• _Short task_: Identify every line containing the word "panel" and reproduce each one.

• _Supplied entries_:

## Begin

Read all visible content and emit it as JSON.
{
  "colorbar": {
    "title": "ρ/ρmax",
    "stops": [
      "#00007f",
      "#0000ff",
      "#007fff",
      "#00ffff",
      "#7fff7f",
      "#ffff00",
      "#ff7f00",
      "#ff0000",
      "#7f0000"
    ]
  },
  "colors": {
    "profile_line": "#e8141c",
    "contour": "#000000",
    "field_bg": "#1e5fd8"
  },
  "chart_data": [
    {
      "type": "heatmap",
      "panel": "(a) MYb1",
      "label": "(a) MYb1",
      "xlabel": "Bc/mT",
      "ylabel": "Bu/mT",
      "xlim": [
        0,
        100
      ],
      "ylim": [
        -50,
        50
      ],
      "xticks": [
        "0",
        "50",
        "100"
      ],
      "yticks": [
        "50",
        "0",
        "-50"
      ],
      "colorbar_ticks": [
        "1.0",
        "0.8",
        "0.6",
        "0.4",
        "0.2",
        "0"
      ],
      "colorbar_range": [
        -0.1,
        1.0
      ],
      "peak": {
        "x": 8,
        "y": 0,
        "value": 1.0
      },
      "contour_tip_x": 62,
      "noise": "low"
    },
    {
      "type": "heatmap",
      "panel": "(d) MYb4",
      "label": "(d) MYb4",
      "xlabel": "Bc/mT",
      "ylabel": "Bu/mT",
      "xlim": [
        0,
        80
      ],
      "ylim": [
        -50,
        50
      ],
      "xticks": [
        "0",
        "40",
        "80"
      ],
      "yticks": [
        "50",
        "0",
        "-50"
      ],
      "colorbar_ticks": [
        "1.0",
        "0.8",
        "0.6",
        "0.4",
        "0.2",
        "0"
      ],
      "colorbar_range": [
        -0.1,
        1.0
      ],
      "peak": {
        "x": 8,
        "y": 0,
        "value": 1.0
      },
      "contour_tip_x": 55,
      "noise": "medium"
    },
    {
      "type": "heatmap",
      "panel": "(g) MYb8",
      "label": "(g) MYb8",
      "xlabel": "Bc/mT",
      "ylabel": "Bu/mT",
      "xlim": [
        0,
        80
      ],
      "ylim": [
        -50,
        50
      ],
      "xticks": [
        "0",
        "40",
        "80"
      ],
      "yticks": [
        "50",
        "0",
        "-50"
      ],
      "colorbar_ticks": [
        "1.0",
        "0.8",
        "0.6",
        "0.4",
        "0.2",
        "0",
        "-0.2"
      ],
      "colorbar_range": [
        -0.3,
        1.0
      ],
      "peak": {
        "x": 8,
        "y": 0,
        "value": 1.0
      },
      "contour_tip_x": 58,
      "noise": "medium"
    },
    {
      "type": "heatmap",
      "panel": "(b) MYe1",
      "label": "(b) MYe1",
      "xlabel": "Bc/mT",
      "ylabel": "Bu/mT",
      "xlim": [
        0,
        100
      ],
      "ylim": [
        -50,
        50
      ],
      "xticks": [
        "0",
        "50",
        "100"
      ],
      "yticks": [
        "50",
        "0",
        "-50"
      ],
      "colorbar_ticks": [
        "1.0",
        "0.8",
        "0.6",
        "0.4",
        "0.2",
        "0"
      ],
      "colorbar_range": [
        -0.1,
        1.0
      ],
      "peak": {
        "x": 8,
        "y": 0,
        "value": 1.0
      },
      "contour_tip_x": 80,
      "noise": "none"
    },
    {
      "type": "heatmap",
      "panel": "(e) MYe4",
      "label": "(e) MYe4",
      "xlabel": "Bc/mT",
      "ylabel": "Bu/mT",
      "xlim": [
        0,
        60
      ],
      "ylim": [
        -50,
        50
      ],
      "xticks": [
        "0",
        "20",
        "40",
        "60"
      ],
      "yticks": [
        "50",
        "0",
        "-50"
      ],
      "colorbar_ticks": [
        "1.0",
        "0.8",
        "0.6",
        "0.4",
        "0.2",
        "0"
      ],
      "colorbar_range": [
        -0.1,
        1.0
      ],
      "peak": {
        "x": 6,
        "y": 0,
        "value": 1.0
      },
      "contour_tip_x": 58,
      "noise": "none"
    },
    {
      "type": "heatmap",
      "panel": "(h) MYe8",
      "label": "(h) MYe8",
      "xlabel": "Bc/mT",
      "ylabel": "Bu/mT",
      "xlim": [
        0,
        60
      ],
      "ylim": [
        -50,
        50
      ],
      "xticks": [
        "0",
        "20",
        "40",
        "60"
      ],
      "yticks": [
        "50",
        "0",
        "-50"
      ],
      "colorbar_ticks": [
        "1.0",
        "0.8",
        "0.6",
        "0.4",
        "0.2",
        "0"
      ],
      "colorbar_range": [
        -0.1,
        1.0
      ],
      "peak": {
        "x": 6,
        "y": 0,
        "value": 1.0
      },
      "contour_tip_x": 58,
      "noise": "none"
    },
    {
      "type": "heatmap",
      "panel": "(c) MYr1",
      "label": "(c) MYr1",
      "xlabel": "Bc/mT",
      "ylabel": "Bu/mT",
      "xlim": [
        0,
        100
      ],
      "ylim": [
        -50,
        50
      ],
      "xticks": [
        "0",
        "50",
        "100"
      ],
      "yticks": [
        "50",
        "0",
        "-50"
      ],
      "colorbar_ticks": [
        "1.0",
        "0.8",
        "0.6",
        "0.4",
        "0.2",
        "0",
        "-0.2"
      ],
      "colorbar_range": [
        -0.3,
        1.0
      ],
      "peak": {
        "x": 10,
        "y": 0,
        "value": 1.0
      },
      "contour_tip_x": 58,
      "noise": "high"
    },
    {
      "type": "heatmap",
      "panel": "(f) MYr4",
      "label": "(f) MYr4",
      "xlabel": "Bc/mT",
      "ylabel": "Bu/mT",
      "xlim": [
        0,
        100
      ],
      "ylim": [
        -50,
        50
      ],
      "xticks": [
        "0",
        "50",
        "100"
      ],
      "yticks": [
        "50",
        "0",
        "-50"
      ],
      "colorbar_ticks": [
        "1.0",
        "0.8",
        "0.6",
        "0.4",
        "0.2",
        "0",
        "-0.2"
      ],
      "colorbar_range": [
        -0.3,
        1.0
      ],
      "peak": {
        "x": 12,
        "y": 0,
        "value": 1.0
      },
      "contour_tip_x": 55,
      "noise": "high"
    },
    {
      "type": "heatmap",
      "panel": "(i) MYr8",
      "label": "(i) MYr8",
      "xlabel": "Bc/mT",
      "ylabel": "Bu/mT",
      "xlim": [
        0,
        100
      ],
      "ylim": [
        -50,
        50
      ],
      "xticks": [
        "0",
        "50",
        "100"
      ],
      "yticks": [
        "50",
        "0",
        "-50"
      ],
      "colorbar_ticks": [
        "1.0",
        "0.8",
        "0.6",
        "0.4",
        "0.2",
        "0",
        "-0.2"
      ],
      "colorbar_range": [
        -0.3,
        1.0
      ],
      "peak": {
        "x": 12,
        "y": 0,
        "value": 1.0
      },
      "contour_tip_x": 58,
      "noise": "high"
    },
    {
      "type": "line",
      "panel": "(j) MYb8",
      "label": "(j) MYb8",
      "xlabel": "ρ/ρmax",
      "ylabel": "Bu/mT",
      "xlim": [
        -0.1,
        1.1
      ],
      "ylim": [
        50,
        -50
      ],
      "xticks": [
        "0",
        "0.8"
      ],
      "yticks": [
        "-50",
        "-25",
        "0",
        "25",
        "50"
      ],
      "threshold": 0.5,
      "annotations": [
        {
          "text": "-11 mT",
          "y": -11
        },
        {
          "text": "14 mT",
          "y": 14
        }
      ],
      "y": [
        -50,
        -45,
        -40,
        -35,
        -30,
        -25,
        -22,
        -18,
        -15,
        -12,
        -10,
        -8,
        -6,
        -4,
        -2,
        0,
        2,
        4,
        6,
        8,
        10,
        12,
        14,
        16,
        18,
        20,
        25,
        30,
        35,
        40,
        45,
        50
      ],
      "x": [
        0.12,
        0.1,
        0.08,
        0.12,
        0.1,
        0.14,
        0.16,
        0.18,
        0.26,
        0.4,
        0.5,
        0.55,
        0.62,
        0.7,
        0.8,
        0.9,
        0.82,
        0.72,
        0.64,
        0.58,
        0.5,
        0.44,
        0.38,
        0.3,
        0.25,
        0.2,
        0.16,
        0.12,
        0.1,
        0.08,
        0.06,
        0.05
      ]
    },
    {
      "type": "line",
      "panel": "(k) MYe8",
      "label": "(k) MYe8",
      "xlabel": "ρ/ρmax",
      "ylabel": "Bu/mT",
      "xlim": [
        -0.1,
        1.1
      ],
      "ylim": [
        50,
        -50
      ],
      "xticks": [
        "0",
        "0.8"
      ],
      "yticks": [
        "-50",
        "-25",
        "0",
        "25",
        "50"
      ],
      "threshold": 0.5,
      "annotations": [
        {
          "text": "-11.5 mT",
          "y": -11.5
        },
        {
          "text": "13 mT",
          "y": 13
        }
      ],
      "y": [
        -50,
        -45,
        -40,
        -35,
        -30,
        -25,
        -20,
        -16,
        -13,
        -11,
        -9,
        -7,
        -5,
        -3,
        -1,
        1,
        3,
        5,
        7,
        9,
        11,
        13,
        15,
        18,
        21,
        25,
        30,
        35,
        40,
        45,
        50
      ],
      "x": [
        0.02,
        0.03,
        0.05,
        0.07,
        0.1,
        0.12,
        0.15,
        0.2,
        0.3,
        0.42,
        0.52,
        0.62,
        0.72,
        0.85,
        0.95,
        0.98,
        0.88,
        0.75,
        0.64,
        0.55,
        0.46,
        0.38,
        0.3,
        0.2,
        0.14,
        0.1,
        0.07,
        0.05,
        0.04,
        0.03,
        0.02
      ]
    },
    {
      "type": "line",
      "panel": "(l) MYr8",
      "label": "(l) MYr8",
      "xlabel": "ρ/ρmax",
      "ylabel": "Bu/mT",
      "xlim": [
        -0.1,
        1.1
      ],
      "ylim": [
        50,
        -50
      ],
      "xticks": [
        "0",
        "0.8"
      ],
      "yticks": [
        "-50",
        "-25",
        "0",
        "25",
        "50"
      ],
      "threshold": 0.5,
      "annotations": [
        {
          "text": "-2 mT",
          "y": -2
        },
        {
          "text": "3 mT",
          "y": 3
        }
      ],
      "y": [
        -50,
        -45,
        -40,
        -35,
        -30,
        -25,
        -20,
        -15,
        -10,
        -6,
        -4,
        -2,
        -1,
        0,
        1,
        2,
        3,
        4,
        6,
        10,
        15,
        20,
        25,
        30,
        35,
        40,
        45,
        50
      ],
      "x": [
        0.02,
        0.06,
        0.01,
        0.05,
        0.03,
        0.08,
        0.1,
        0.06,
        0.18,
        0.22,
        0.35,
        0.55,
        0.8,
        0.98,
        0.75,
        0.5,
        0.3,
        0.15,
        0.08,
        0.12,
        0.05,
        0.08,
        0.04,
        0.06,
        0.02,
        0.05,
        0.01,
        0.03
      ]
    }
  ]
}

## End

• _Finished answer_:
      "panel": "(a) MYb1",
      "panel": "(d) MYb4",
      "panel": "(g) MYb8",
      "panel": "(b) MYe1",
      "panel": "(e) MYe4",
      "panel": "(h) MYe8",
      "panel": "(c) MYr1",
      "panel": "(f) MYr4",
      "panel": "(i) MYr8",
      "panel": "(j) MYb8",
      "panel": "(k) MYe8",
      "panel": "(l) MYr8",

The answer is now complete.